◆ PROBLEM DESCRIPTION
Reproduce every entry below precisely; do not include the pictures.

◆ DATA SUPPLIED
▬▬▬▬▬▬

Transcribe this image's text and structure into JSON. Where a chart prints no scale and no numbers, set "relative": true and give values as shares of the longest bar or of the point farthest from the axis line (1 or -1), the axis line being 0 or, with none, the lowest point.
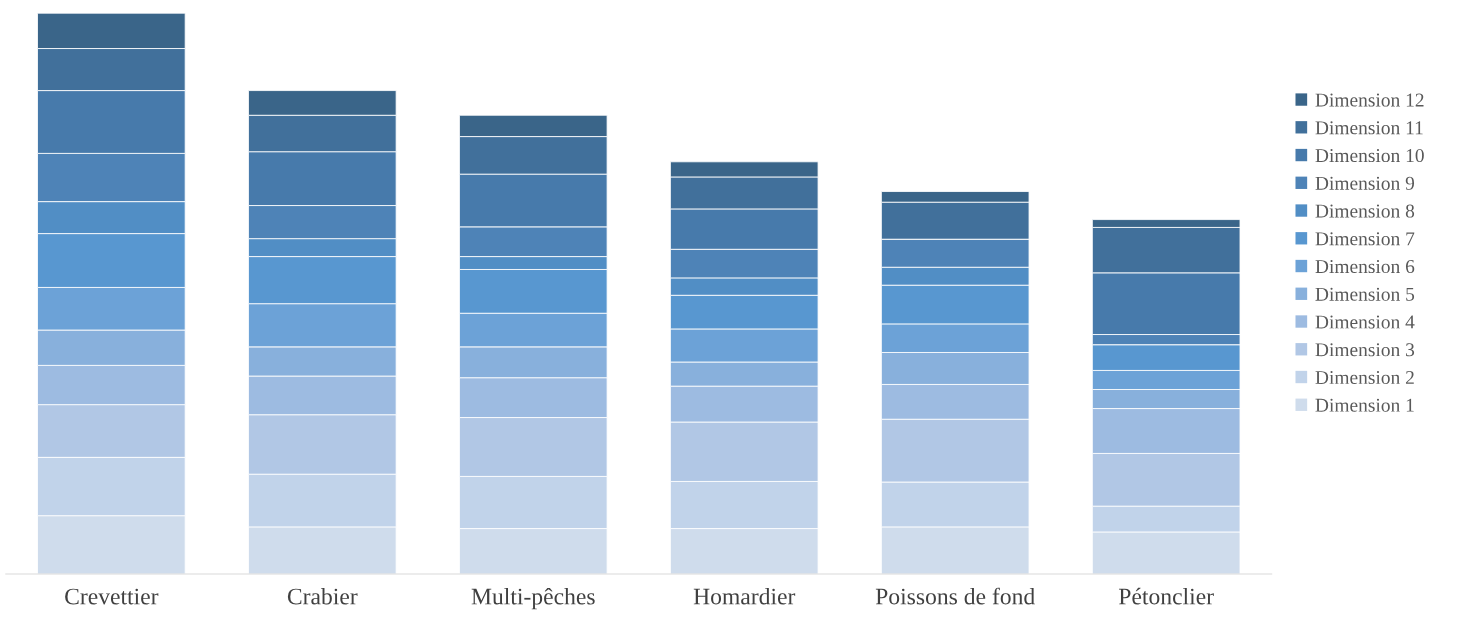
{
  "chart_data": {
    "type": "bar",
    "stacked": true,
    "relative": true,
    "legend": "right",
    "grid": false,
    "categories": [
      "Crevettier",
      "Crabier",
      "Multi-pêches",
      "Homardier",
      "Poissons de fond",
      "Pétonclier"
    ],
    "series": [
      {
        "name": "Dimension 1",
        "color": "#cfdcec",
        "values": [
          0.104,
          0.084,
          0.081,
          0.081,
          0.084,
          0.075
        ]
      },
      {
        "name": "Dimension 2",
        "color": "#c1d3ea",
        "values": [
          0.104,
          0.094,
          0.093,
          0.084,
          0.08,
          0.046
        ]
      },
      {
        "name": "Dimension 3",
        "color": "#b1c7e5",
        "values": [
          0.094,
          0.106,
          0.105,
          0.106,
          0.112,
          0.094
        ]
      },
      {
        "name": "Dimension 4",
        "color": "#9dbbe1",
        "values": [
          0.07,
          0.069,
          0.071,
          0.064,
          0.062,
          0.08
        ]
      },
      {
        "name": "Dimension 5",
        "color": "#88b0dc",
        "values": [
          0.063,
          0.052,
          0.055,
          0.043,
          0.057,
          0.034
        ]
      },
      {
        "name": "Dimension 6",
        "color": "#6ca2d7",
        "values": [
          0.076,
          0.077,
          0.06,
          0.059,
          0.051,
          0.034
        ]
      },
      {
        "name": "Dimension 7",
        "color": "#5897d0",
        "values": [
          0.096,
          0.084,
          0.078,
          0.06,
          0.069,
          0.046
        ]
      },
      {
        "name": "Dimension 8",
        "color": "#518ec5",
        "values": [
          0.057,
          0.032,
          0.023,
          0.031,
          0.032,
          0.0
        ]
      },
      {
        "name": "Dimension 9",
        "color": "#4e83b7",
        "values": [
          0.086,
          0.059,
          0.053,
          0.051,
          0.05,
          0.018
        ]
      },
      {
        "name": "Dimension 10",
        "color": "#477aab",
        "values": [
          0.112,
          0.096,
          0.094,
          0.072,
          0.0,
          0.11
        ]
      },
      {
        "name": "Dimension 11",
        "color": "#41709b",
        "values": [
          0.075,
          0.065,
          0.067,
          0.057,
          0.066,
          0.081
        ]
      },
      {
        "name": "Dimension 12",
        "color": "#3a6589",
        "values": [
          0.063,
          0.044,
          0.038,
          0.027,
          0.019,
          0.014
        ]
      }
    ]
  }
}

▬▬▬▬▬▬

◆ SOLUTION BELOW
Transcribe this image's text and structure into JSON. Where a chart prints no scale and no numbers, set "relative": true and give values as shares of the longest bar or of the point farthest from the axis line (1 or -1), the axis line being 0 or, with none, the lowest point.
{
  "chart_data": {
    "type": "bar",
    "stacked": true,
    "relative": true,
    "legend": "right",
    "grid": false,
    "categories": [
      "Crevettier",
      "Crabier",
      "Multi-pêches",
      "Homardier",
      "Poissons de fond",
      "Pétonclier"
    ],
    "series": [
      {
        "name": "Dimension 1",
        "color": "#cfdcec",
        "values": [
          0.104,
          0.084,
          0.081,
          0.081,
          0.084,
          0.075
        ]
      },
      {
        "name": "Dimension 2",
        "color": "#c1d3ea",
        "values": [
          0.104,
          0.094,
          0.093,
          0.084,
          0.08,
          0.046
        ]
      },
      {
        "name": "Dimension 3",
        "color": "#b1c7e5",
        "values": [
          0.094,
          0.106,
          0.105,
          0.106,
          0.112,
          0.094
        ]
      },
      {
        "name": "Dimension 4",
        "color": "#9dbbe1",
        "values": [
          0.07,
          0.069,
          0.071,
          0.064,
          0.062,
          0.08
        ]
      },
      {
        "name": "Dimension 5",
        "color": "#88b0dc",
        "values": [
          0.063,
          0.052,
          0.055,
          0.043,
          0.057,
          0.034
        ]
      },
      {
        "name": "Dimension 6",
        "color": "#6ca2d7",
        "values": [
          0.076,
          0.077,
          0.06,
          0.059,
          0.051,
          0.034
        ]
      },
      {
        "name": "Dimension 7",
        "color": "#5897d0",
        "values": [
          0.096,
          0.084,
          0.078,
          0.06,
          0.069,
          0.046
        ]
      },
      {
        "name": "Dimension 8",
        "color": "#518ec5",
        "values": [
          0.057,
          0.032,
          0.023,
          0.031,
          0.032,
          0.0
        ]
      },
      {
        "name": "Dimension 9",
        "color": "#4e83b7",
        "values": [
          0.086,
          0.059,
          0.053,
          0.051,
          0.05,
          0.018
        ]
      },
      {
        "name": "Dimension 10",
        "color": "#477aab",
        "values": [
          0.112,
          0.096,
          0.094,
          0.072,
          0.0,
          0.11
        ]
      },
      {
        "name": "Dimension 11",
        "color": "#41709b",
        "values": [
          0.075,
          0.065,
          0.067,
          0.057,
          0.066,
          0.081
        ]
      },
      {
        "name": "Dimension 12",
        "color": "#3a6589",
        "values": [
          0.063,
          0.044,
          0.038,
          0.027,
          0.019,
          0.014
        ]
      }
    ]
  }
}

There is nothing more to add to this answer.